* _What you will do_
Which lines hold the string "JSON"? Copy every one of them.

* _Material for this task_
··········

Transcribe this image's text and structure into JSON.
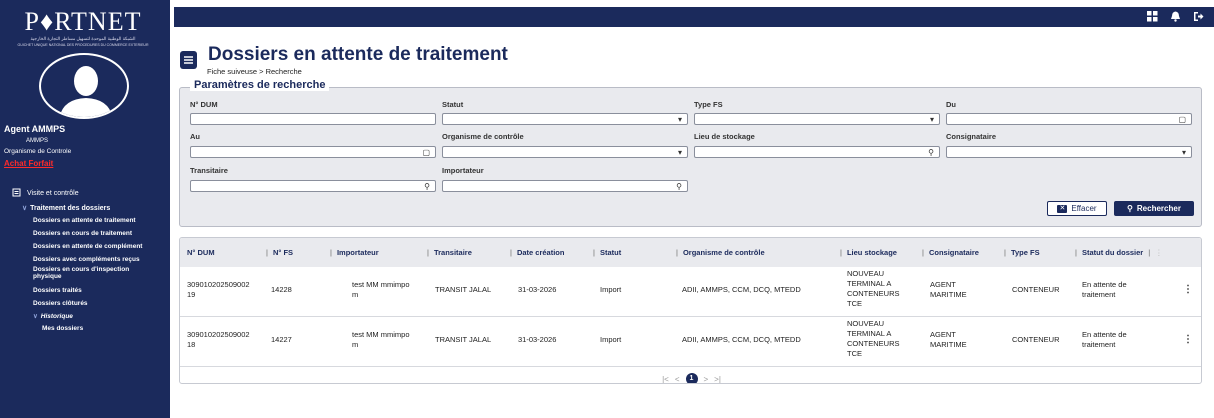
{
  "sidebar": {
    "logo": "P♦RTNET",
    "logo_sub": "الشبكة الوطنية الموحدة لتسهيل مساطر التجارة الخارجية",
    "logo_sub2": "GUICHET UNIQUE NATIONAL DES PROCEDURES DU COMMERCE EXTERIEUR",
    "user_name": "Agent AMMPS",
    "user_org": "AMMPS",
    "user_role": "Organisme de Controle",
    "user_link": "Achat Forfait",
    "section": "Visite et contrôle",
    "group": "Traitement des dossiers",
    "items": [
      {
        "label": "Dossiers en attente de traitement"
      },
      {
        "label": "Dossiers en cours de traitement"
      },
      {
        "label": "Dossiers en attente de complément"
      },
      {
        "label": "Dossiers avec compléments reçus"
      },
      {
        "label": "Dossiers en cours d'inspection physique"
      },
      {
        "label": "Dossiers traités"
      },
      {
        "label": "Dossiers clôturés"
      }
    ],
    "subgroup": "Historique",
    "sub_items": [
      {
        "label": "Mes dossiers"
      }
    ]
  },
  "topbar": {
    "icons": [
      "grid-icon",
      "bell-icon",
      "logout-icon"
    ],
    "color": "#1b2a5c"
  },
  "page": {
    "title": "Dossiers en attente de traitement",
    "breadcrumb": "Fiche suiveuse > Recherche"
  },
  "search": {
    "legend": "Paramètres de recherche",
    "fields": {
      "num_dum": {
        "label": "N° DUM",
        "value": ""
      },
      "statut": {
        "label": "Statut",
        "value": ""
      },
      "type_fs": {
        "label": "Type FS",
        "value": ""
      },
      "du": {
        "label": "Du",
        "value": ""
      },
      "au": {
        "label": "Au",
        "value": ""
      },
      "organisme": {
        "label": "Organisme de contrôle",
        "value": ""
      },
      "lieu": {
        "label": "Lieu de stockage",
        "value": ""
      },
      "consignataire": {
        "label": "Consignataire",
        "value": ""
      },
      "transitaire": {
        "label": "Transitaire",
        "value": ""
      },
      "importateur": {
        "label": "Importateur",
        "value": ""
      }
    },
    "clear_label": "Effacer",
    "search_label": "Rechercher"
  },
  "table": {
    "columns": [
      "N° DUM",
      "N° FS",
      "Importateur",
      "Transitaire",
      "Date création",
      "Statut",
      "Organisme de contrôle",
      "Lieu stockage",
      "Consignataire",
      "Type FS",
      "Statut du dossier"
    ],
    "rows": [
      {
        "dum": [
          "309010202509002",
          "19"
        ],
        "fs": "14228",
        "importateur": [
          "test MM mmimpo",
          "m"
        ],
        "transitaire": "TRANSIT JALAL",
        "date": "31-03-2026",
        "statut": "Import",
        "organisme": "ADII, AMMPS, CCM, DCQ, MTEDD",
        "lieu": [
          "NOUVEAU",
          "TERMINAL A",
          "CONTENEURS",
          "TCE"
        ],
        "consignataire": [
          "AGENT",
          "MARITIME"
        ],
        "type_fs": "CONTENEUR",
        "statut_dossier": [
          "En attente de",
          "traitement"
        ]
      },
      {
        "dum": [
          "309010202509002",
          "18"
        ],
        "fs": "14227",
        "importateur": [
          "test MM mmimpo",
          "m"
        ],
        "transitaire": "TRANSIT JALAL",
        "date": "31-03-2026",
        "statut": "Import",
        "organisme": "ADII, AMMPS, CCM, DCQ, MTEDD",
        "lieu": [
          "NOUVEAU",
          "TERMINAL A",
          "CONTENEURS",
          "TCE"
        ],
        "consignataire": [
          "AGENT",
          "MARITIME"
        ],
        "type_fs": "CONTENEUR",
        "statut_dossier": [
          "En attente de",
          "traitement"
        ]
      }
    ],
    "pagination": {
      "first": "|<",
      "prev": "<",
      "current": "1",
      "next": ">",
      "last": ">|"
    }
  }
}
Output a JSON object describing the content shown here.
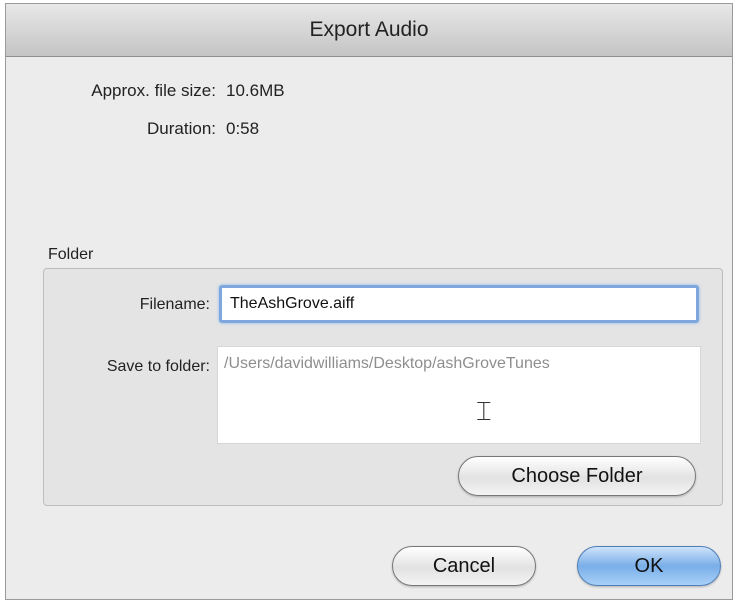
{
  "window": {
    "title": "Export Audio"
  },
  "info": {
    "file_size_label": "Approx. file size:",
    "file_size_value": "10.6MB",
    "duration_label": "Duration:",
    "duration_value": "0:58"
  },
  "folder_section": {
    "label": "Folder",
    "filename_label": "Filename:",
    "filename_value": "TheAshGrove.aiff",
    "save_to_label": "Save to folder:",
    "save_to_path": "/Users/davidwilliams/Desktop/ashGroveTunes",
    "choose_folder_label": "Choose Folder"
  },
  "buttons": {
    "cancel_label": "Cancel",
    "ok_label": "OK"
  },
  "colors": {
    "focus_ring": "#7ea7de",
    "default_button": "#79aee8"
  },
  "icons": {
    "cursor": "text-cursor-icon"
  }
}
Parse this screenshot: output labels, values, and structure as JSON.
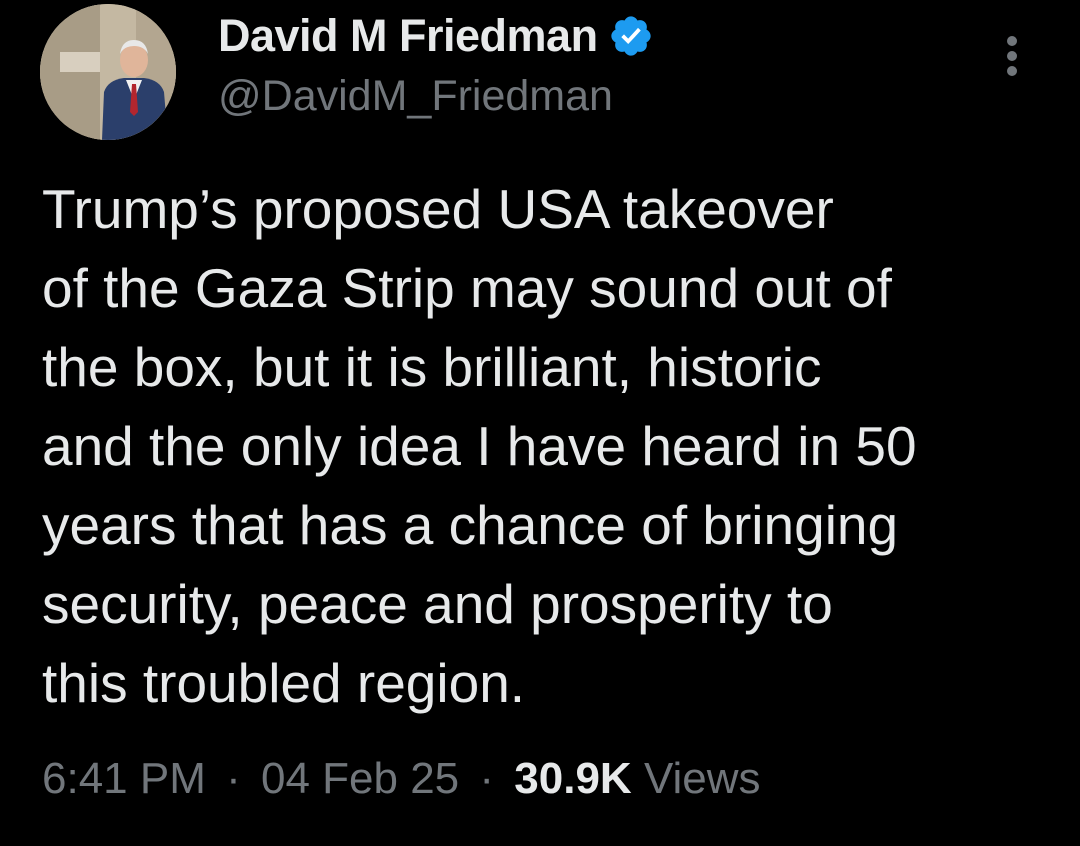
{
  "author": {
    "display_name": "David M Friedman",
    "handle": "@DavidM_Friedman",
    "verified": true,
    "avatar_icon": "profile-photo",
    "badge_color": "#1d9bf0"
  },
  "menu": {
    "icon": "more-vertical-icon"
  },
  "tweet": {
    "lines": [
      "Trump’s proposed USA takeover",
      "of the Gaza Strip may sound out of",
      "the box, but it is brilliant, historic",
      "and the only idea I have heard in 50",
      "years that has a chance of bringing",
      "security, peace and prosperity to",
      "this troubled region."
    ]
  },
  "meta": {
    "time": "6:41 PM",
    "separator": "·",
    "date": "04 Feb 25",
    "views_count": "30.9K",
    "views_label": "Views"
  },
  "colors": {
    "background": "#000000",
    "primary_text": "#e7e9ea",
    "secondary_text": "#71767b"
  }
}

··········

* _Output of the exercise_
Transcribe this image's text and structure into JSON.
Output a JSON object describing the content shown here.
Parse this screenshot: output labels, values, and structure as JSON.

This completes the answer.